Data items
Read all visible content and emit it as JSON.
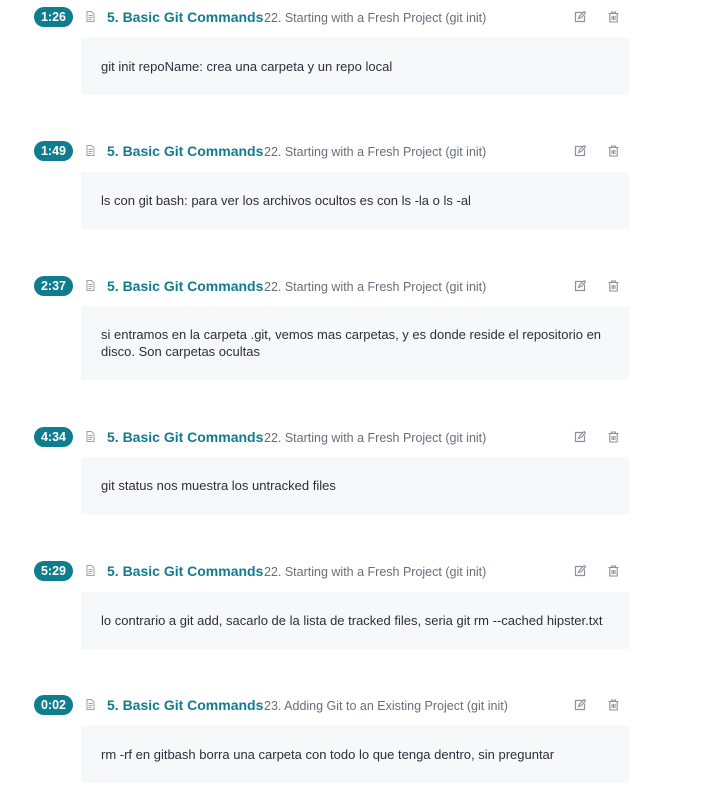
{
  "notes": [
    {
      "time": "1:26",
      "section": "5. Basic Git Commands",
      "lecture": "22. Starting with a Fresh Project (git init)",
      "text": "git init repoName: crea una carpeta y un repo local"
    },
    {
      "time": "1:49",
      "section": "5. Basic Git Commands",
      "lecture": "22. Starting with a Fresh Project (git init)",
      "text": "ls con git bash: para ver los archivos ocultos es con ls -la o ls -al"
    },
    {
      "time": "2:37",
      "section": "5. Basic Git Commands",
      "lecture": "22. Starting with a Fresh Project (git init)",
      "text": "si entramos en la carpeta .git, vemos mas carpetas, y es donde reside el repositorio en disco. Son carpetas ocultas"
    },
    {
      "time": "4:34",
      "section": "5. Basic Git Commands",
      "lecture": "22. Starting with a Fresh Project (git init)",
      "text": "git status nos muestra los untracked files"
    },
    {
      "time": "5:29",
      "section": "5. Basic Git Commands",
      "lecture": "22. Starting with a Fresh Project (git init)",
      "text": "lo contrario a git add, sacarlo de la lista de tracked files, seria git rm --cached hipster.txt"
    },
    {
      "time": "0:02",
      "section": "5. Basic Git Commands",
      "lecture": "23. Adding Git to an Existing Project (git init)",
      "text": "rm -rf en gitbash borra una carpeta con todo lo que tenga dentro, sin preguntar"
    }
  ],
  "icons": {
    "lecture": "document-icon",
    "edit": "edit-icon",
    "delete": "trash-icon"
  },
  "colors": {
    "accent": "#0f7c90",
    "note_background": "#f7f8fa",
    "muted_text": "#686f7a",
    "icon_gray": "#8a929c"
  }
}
---
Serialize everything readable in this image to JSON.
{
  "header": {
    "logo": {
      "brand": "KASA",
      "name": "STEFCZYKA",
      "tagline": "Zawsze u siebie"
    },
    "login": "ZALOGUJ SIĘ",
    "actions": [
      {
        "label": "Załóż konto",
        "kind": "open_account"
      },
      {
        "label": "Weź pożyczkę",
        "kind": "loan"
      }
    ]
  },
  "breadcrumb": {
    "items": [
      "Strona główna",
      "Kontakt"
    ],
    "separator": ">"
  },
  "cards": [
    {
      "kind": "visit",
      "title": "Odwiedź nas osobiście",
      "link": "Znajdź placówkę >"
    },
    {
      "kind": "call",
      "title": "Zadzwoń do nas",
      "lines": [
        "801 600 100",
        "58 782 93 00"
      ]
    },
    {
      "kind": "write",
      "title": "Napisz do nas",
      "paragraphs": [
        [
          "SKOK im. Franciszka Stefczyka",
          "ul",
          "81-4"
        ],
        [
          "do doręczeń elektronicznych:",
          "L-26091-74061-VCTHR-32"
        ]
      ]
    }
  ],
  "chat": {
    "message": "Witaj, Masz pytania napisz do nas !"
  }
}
==
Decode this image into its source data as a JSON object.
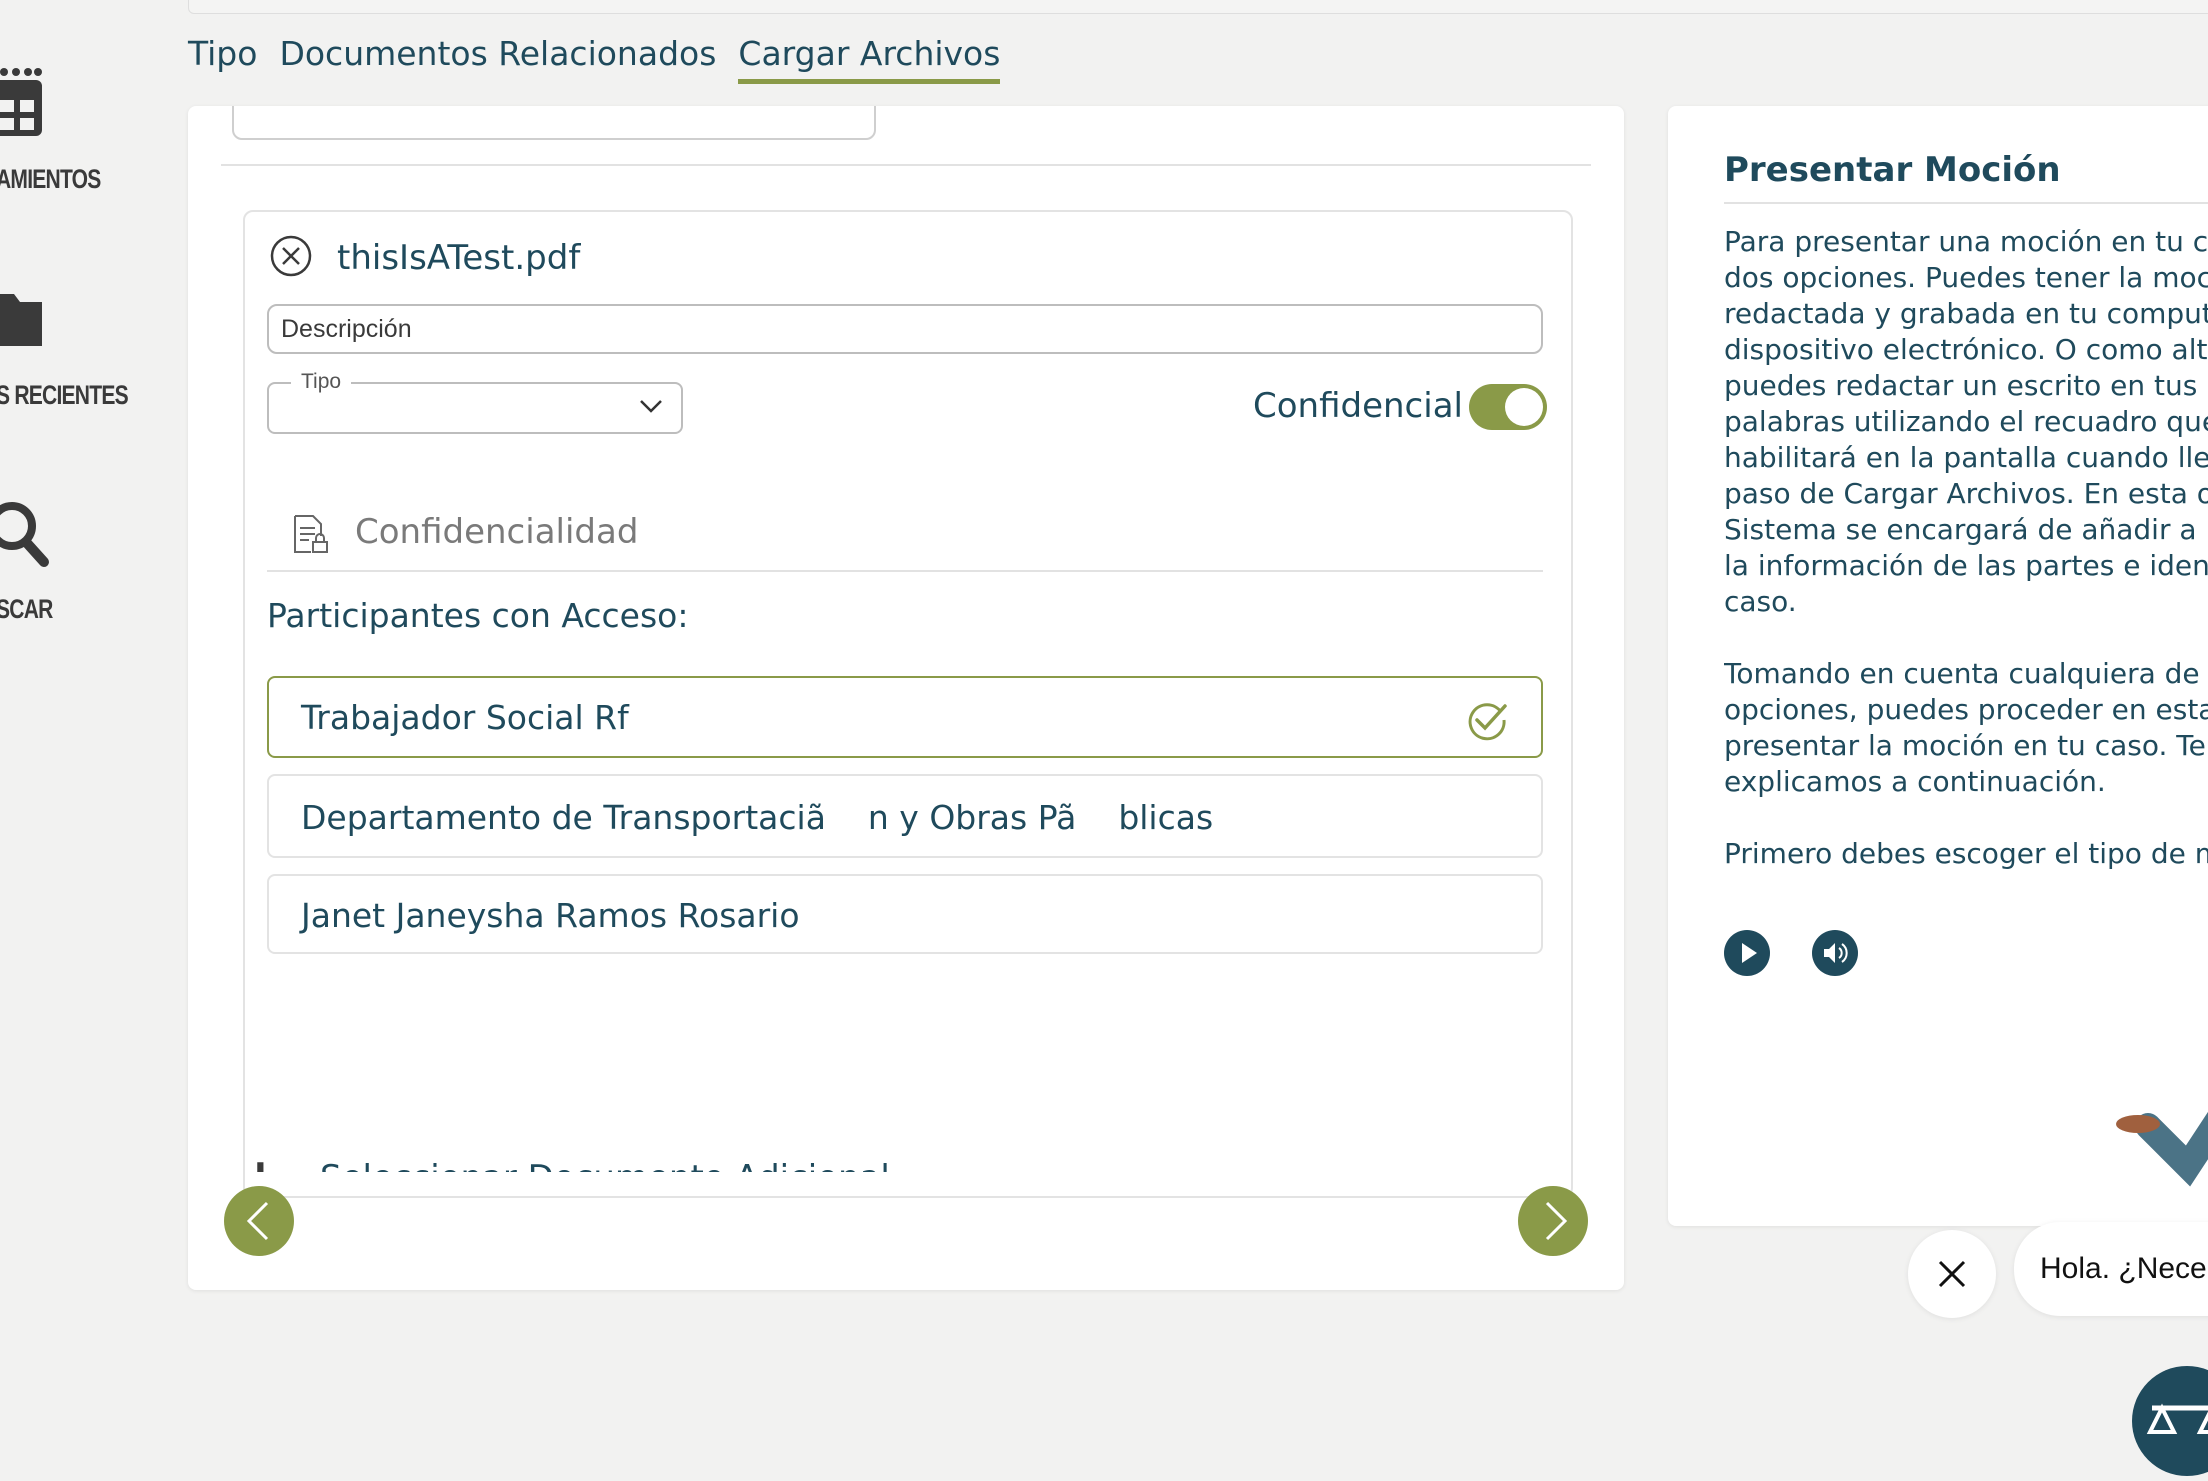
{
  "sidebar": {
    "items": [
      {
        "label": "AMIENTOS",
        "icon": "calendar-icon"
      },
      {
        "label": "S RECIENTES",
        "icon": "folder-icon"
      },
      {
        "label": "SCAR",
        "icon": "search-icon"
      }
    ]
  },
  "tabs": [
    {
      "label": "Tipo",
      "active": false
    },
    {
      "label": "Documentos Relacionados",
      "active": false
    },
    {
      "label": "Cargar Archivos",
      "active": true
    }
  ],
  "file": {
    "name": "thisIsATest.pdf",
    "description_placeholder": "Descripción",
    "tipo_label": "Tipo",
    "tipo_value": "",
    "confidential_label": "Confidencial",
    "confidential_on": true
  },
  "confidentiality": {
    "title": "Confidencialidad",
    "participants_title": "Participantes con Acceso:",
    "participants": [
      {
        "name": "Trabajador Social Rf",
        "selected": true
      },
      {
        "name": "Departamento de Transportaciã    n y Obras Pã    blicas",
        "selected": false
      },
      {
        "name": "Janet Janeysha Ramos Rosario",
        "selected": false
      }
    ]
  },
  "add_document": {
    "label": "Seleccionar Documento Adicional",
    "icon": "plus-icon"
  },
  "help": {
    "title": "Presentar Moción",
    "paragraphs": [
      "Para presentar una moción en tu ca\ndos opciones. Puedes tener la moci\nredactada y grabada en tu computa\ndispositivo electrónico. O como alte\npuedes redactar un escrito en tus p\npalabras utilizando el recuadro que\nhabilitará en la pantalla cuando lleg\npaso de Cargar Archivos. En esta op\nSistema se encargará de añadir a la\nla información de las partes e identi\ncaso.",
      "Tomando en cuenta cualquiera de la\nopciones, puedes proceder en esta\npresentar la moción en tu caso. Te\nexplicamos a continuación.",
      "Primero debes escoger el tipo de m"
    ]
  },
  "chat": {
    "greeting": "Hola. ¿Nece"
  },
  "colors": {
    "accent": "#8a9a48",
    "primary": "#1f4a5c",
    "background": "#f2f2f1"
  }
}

JOB: Give the number of lines in the entries that hold the word "carpeta", and nothing else.

RESPONSE TO THIS TASK: 3